* Page text
- - - -

While I'm not really doing many central lines anymore I have switched to ultrasound guided axillary vein access (with micro puncture needle) as my default for pacemaker/ICD lead insertion. I've used US for Subclavian lines in training though learned to do those blind initially. Axillary easier to visualize on US in my opinion. Can be a small vein in some people and compressible (stick the US probe on next time and look while compressing) so can be tricky but with practice it's very easy.

No, though I've thought about it. Every time I've scanned there it seems awfully close to the lung in that lateral position of the vein. It also kind of defeats the purpose of the subclavian for me (not bothered by US and the vein is less prone to collapse in a hypotensive pt). Are you doing out of plane or in plane with the needle?
 
No, though I've thought about it. Every time I've scanned there it seems awfully close to the lung in that lateral position of the vein. It also kind of defeats the purpose of the subclavian for me (not bothered by US and the vein is less prone to collapse in a hypotensive pt). Are you doing out of plane or in plane with the needle?

Out of plane and then dynamically adjust the probe to watch the tip. Nice thing is I can see the vein, artery and pleural/lung in one view here so as long as you are visualizing the tip and know what angle you’re going in at can avoid the lung. Probably not the most effective approach for a bone dry crashing patient but otherwise I think a nice approach.

- - - -

* Exercise data

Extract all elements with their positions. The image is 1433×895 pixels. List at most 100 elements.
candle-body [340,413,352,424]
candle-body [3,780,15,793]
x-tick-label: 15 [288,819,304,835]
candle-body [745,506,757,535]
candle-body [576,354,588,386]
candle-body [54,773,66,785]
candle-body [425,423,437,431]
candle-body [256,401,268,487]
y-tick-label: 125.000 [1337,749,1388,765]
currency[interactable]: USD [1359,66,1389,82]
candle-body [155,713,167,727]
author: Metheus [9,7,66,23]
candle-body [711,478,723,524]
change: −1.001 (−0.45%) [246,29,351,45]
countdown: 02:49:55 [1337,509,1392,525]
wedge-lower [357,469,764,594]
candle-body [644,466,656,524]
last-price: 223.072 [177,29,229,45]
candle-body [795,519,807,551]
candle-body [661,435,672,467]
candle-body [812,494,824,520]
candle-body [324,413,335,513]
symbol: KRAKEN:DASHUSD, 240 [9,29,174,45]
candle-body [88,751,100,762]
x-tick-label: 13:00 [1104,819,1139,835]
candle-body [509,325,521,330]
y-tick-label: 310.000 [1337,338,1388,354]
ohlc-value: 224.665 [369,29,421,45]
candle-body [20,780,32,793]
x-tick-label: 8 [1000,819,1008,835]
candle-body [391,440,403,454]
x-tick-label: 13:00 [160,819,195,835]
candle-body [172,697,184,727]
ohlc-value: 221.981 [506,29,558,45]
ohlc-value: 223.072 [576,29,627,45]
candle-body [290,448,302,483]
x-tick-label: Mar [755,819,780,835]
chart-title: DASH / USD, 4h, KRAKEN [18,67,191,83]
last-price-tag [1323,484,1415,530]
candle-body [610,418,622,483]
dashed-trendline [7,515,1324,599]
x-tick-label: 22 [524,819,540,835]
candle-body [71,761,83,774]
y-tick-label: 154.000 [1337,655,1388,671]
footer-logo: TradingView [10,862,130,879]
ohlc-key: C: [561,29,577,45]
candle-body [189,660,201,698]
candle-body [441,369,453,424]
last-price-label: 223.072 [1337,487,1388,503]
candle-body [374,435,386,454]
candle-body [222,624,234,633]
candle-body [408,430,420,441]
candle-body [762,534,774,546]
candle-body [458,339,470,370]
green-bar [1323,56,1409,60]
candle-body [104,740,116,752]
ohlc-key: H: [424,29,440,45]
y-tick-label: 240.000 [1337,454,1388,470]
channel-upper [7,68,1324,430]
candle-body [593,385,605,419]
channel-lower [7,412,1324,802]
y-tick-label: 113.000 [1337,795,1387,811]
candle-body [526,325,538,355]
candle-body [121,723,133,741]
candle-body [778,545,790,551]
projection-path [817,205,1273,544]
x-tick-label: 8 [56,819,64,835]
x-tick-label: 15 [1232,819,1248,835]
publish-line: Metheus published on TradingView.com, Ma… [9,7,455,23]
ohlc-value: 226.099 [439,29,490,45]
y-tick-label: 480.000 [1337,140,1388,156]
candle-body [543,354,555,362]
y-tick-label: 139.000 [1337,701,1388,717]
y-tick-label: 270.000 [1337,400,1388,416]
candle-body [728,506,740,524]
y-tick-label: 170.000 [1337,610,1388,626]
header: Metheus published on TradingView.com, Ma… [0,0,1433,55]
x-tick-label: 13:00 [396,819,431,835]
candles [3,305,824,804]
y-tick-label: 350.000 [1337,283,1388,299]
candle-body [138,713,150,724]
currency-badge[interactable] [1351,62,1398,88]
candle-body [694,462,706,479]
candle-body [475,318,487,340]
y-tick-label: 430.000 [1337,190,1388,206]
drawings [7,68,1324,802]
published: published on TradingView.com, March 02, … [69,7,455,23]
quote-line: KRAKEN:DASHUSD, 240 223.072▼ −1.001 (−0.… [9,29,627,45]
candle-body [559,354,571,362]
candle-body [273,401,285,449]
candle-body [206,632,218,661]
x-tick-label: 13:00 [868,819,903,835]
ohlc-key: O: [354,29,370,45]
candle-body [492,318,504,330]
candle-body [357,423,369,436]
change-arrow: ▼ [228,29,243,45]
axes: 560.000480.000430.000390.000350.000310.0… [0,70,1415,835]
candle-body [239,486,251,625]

- - - -

* Things to do
1. In the discussion of ultrasound-guided vein access, rewrite the paragraph beginning "While I'm not really doing many central lines anymore" as a shorter paragraph that keeps its main facts.
2. Carry on the discussion of ultrasound-guided vein access past its last sentence.
The data is separate from the discussion of ultrasound-guided vein access.

* Results of the tasks
1. The writer now rarely places central lines. For pacemaker and ICD lead insertion, their default is ultrasound-guided axillary vein access with a micropuncture needle. They first learned subclavian lines blind and later used ultrasound for them in training. They find the axillary vein easier to see on ultrasound. It can be small and compressible, which makes it tricky, but with practice it becomes very easy.

2.
No, though I've thought about it. Every time I've scanned there it seems awfully close to the lung in that lateral position of the vein. It also kind of defeats the purpose of the subclavian for me (not bothered by US and the vein is less prone to collapse in a hypotensive pt). Are you doing out of plane or in plane with the needle?

I do in-plane. Easy enough to visualize and you can see the lung at the same time.
 
Does in-plane and out-of-plane refer to how you orient the probe on the skin?

If so....I’m not used to hearing it that way. I always reference it as axial view vs longitudinal view, especially when referencing a vessel.

I always like longitudinal views when they can be accommodated
 
I was going by in-plane meaning needle enters skin at US probe site ("in plane" to the beam) vs out of plane were you enter little bit back from the probe site and the needle tip then intersects the US beam further along the path.
 
I was going by in-plane meaning needle enters skin at US probe site ("in plane" to the beam) vs out of plane were you enter little bit back from the probe site and the needle tip then intersects the US beam further along the path.

Correct.

In plane aka long axis aka longitudinal.

Out of plane aka short axis aka axial.
 
For those that do the Axillary insertion with US, how many cm are you inserting the catheter?